[START]
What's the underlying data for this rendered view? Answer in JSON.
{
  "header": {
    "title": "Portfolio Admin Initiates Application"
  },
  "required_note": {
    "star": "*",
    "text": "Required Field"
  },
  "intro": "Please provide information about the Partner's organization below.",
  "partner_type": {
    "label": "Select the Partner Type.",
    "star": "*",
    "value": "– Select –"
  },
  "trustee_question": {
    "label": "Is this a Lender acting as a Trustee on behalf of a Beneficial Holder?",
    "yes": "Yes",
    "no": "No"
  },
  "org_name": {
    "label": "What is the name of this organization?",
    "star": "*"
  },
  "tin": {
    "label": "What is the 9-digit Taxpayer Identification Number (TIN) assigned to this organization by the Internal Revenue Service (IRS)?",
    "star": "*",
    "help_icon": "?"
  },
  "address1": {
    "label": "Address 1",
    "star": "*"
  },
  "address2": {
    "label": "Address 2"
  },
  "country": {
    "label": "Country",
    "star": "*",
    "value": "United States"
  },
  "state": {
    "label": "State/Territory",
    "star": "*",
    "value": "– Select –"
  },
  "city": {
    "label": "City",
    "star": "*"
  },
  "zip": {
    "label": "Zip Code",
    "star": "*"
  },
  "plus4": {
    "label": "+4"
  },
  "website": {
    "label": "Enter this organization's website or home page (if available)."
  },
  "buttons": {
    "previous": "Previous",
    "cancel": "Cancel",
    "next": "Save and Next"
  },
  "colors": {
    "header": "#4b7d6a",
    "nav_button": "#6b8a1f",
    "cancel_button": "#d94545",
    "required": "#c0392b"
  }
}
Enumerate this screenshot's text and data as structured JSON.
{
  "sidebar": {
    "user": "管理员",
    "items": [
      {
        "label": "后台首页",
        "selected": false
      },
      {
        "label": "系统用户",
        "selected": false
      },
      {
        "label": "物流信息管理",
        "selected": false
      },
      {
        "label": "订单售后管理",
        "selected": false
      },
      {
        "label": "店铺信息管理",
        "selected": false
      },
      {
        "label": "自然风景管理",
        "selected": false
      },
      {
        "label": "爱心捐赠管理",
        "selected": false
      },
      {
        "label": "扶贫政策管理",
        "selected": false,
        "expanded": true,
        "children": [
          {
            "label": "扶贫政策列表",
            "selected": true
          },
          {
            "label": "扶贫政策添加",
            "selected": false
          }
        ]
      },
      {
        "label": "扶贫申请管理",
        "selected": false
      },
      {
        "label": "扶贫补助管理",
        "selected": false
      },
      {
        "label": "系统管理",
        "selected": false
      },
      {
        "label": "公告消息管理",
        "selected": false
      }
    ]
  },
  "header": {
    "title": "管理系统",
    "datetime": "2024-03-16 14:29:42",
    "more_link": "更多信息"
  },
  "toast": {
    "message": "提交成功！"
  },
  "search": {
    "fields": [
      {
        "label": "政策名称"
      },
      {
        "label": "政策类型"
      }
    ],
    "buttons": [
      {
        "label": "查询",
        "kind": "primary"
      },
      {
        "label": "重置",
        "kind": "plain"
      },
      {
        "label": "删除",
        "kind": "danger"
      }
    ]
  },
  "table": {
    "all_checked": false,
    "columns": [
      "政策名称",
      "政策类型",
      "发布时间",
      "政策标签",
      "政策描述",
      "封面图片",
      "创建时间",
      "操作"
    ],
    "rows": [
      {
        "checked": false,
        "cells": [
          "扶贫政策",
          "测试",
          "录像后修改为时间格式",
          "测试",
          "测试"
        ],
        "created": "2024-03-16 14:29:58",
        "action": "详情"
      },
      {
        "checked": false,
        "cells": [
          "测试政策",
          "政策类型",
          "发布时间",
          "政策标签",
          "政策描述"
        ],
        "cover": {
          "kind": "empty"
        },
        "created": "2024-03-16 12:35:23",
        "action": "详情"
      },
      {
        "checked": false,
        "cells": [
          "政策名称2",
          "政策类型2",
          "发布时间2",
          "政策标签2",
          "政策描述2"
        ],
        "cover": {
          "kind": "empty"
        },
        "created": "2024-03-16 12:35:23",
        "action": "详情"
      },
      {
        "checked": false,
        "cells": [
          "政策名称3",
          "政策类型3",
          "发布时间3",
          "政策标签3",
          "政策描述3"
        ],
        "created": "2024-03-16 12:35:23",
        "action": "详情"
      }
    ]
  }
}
[END]
== What to work on ==
Write the whole listing out again. Keep every line exactly as it is.

== Solution for this task ==
What's the underlying data for this rendered view? Answer in JSON.
{
  "header": {
    "title": "Portfolio Admin Initiates Application"
  },
  "required_note": {
    "star": "*",
    "text": "Required Field"
  },
  "intro": "Please provide information about the Partner's organization below.",
  "partner_type": {
    "label": "Select the Partner Type.",
    "star": "*",
    "value": "– Select –"
  },
  "trustee_question": {
    "label": "Is this a Lender acting as a Trustee on behalf of a Beneficial Holder?",
    "yes": "Yes",
    "no": "No"
  },
  "org_name": {
    "label": "What is the name of this organization?",
    "star": "*"
  },
  "tin": {
    "label": "What is the 9-digit Taxpayer Identification Number (TIN) assigned to this organization by the Internal Revenue Service (IRS)?",
    "star": "*",
    "help_icon": "?"
  },
  "address1": {
    "label": "Address 1",
    "star": "*"
  },
  "address2": {
    "label": "Address 2"
  },
  "country": {
    "label": "Country",
    "star": "*",
    "value": "United States"
  },
  "state": {
    "label": "State/Territory",
    "star": "*",
    "value": "– Select –"
  },
  "city": {
    "label": "City",
    "star": "*"
  },
  "zip": {
    "label": "Zip Code",
    "star": "*"
  },
  "plus4": {
    "label": "+4"
  },
  "website": {
    "label": "Enter this organization's website or home page (if available)."
  },
  "buttons": {
    "previous": "Previous",
    "cancel": "Cancel",
    "next": "Save and Next"
  },
  "colors": {
    "header": "#4b7d6a",
    "nav_button": "#6b8a1f",
    "cancel_button": "#d94545",
    "required": "#c0392b"
  }
}
Enumerate this screenshot's text and data as structured JSON.
{
  "sidebar": {
    "user": "管理员",
    "items": [
      {
        "label": "后台首页",
        "selected": false
      },
      {
        "label": "系统用户",
        "selected": false
      },
      {
        "label": "物流信息管理",
        "selected": false
      },
      {
        "label": "订单售后管理",
        "selected": false
      },
      {
        "label": "店铺信息管理",
        "selected": false
      },
      {
        "label": "自然风景管理",
        "selected": false
      },
      {
        "label": "爱心捐赠管理",
        "selected": false
      },
      {
        "label": "扶贫政策管理",
        "selected": false,
        "expanded": true,
        "children": [
          {
            "label": "扶贫政策列表",
            "selected": true
          },
          {
            "label": "扶贫政策添加",
            "selected": false
          }
        ]
      },
      {
        "label": "扶贫申请管理",
        "selected": false
      },
      {
        "label": "扶贫补助管理",
        "selected": false
      },
      {
        "label": "系统管理",
        "selected": false
      },
      {
        "label": "公告消息管理",
        "selected": false
      }
    ]
  },
  "header": {
    "title": "管理系统",
    "datetime": "2024-03-16 14:29:42",
    "more_link": "更多信息"
  },
  "toast": {
    "message": "提交成功！"
  },
  "search": {
    "fields": [
      {
        "label": "政策名称"
      },
      {
        "label": "政策类型"
      }
    ],
    "buttons": [
      {
        "label": "查询",
        "kind": "primary"
      },
      {
        "label": "重置",
        "kind": "plain"
      },
      {
        "label": "删除",
        "kind": "danger"
      }
    ]
  },
  "table": {
    "all_checked": false,
    "columns": [
      "政策名称",
      "政策类型",
      "发布时间",
      "政策标签",
      "政策描述",
      "封面图片",
      "创建时间",
      "操作"
    ],
    "rows": [
      {
        "checked": false,
        "cells": [
          "扶贫政策",
          "测试",
          "录像后修改为时间格式",
          "测试",
          "测试"
        ],
        "created": "2024-03-16 14:29:58",
        "action": "详情"
      },
      {
        "checked": false,
        "cells": [
          "测试政策",
          "政策类型",
          "发布时间",
          "政策标签",
          "政策描述"
        ],
        "cover": {
          "kind": "empty"
        },
        "created": "2024-03-16 12:35:23",
        "action": "详情"
      },
      {
        "checked": false,
        "cells": [
          "政策名称2",
          "政策类型2",
          "发布时间2",
          "政策标签2",
          "政策描述2"
        ],
        "cover": {
          "kind": "empty"
        },
        "created": "2024-03-16 12:35:23",
        "action": "详情"
      },
      {
        "checked": false,
        "cells": [
          "政策名称3",
          "政策类型3",
          "发布时间3",
          "政策标签3",
          "政策描述3"
        ],
        "created": "2024-03-16 12:35:23",
        "action": "详情"
      }
    ]
  }
}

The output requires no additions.